+++ Records shown

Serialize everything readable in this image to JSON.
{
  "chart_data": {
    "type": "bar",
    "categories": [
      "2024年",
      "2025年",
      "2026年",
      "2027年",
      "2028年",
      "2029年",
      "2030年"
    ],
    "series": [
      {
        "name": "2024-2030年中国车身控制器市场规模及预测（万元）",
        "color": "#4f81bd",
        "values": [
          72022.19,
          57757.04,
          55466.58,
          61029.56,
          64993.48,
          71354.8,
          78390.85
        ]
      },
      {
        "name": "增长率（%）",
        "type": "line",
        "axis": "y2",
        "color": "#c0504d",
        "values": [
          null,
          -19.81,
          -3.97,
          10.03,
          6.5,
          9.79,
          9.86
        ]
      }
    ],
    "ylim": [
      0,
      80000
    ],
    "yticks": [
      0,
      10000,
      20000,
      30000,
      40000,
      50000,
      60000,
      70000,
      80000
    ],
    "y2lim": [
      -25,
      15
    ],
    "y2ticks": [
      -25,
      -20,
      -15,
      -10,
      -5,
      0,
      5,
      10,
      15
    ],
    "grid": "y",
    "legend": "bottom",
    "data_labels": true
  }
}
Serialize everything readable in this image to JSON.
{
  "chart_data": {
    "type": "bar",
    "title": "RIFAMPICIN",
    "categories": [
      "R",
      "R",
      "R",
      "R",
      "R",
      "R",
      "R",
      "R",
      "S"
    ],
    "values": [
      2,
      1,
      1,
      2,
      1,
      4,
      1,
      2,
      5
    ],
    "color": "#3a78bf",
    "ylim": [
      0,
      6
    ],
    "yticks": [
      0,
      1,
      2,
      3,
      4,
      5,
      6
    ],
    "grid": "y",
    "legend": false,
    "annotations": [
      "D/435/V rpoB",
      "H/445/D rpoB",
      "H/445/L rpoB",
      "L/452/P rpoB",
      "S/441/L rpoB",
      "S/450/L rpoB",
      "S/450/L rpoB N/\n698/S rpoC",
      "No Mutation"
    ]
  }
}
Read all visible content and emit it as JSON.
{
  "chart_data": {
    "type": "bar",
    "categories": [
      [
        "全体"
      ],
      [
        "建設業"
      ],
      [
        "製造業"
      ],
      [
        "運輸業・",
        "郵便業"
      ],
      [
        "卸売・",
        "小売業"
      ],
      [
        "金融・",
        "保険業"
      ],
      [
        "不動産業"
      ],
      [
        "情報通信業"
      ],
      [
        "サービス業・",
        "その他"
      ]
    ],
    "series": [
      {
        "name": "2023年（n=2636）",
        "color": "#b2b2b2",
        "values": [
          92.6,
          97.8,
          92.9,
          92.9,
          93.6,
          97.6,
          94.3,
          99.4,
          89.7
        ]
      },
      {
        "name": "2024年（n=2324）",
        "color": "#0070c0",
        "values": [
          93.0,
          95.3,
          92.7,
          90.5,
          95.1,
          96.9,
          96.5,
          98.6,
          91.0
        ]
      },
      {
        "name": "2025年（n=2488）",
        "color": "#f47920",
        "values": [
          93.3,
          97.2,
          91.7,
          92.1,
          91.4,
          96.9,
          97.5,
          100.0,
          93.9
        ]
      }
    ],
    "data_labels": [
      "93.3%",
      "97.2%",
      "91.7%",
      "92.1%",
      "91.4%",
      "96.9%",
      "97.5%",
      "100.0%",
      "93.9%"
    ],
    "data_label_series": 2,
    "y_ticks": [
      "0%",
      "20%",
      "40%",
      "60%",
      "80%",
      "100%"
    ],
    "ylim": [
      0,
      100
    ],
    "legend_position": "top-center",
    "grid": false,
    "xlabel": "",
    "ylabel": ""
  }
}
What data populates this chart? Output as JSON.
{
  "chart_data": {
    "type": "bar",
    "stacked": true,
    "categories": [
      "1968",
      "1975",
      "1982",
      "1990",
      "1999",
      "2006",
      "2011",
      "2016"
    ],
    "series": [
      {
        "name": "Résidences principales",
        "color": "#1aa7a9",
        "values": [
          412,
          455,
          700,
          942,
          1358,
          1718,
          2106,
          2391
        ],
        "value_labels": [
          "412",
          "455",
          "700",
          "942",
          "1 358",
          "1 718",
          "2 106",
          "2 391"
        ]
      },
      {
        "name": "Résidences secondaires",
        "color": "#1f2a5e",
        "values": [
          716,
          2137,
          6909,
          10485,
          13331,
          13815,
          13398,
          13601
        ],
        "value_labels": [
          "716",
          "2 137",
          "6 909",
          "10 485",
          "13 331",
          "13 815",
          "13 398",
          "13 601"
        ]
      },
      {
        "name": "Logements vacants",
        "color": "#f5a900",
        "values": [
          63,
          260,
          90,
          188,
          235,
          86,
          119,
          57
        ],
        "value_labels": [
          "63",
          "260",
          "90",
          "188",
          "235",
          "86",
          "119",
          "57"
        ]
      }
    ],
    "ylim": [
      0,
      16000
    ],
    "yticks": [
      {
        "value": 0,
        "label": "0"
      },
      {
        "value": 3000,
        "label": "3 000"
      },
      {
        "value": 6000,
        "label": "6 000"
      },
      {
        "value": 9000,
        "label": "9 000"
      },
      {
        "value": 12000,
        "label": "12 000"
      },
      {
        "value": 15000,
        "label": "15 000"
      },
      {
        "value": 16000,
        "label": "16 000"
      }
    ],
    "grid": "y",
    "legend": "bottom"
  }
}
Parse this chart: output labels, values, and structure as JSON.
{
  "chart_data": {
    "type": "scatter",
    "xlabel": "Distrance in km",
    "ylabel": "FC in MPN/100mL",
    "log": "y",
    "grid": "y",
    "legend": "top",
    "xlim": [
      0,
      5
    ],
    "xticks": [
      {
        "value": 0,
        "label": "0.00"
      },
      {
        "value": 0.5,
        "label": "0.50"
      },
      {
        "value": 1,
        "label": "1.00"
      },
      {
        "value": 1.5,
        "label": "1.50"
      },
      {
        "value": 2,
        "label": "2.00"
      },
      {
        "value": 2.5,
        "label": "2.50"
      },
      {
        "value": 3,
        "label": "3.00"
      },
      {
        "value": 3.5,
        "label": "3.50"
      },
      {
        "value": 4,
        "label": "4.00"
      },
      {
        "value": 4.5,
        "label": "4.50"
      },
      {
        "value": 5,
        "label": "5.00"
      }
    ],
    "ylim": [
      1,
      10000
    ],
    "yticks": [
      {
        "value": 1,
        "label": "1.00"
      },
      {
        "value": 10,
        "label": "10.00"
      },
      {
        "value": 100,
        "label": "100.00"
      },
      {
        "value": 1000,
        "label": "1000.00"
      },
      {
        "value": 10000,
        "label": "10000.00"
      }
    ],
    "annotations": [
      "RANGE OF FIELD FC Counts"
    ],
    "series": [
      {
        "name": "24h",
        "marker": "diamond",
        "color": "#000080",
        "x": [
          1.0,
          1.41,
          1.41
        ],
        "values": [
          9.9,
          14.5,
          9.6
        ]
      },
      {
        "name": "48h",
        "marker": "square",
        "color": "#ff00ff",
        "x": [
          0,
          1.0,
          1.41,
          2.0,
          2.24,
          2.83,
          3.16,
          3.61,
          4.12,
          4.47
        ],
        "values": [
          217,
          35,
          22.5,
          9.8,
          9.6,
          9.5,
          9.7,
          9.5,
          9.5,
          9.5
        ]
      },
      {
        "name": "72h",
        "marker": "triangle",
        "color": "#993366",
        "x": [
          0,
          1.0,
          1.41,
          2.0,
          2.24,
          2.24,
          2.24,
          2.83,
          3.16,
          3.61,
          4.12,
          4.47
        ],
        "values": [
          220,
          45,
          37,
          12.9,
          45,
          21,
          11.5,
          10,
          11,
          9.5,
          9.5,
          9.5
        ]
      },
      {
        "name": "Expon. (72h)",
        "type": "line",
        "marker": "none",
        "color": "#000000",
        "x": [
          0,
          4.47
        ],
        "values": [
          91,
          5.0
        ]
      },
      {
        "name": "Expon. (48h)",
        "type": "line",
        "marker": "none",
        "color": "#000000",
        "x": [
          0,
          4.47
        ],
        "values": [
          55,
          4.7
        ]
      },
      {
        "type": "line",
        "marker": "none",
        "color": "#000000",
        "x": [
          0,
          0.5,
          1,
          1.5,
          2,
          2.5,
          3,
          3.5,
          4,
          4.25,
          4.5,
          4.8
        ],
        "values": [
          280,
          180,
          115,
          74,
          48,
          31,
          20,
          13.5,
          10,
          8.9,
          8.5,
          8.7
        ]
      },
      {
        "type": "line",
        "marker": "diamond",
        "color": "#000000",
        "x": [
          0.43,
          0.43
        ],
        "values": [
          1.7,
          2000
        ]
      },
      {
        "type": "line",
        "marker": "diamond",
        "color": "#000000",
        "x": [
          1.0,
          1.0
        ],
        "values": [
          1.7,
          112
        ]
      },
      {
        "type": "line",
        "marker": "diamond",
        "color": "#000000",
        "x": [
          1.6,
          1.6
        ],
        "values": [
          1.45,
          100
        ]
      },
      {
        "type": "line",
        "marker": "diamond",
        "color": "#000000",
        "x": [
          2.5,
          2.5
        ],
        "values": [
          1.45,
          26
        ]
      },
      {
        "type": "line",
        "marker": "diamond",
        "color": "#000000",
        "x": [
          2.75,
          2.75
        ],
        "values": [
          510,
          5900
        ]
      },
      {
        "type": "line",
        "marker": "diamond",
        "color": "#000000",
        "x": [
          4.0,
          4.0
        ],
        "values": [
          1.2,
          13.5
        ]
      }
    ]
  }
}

++++++

Stated problem: Locate all lines in the listing above with the word "this". Copy them.

Exercise answer:
Serialize everything readable in this image to JSON.
Serialize everything readable in this image to JSON.
What data populates this chart? Output as JSON.
Parse this chart: output labels, values, and structure as JSON.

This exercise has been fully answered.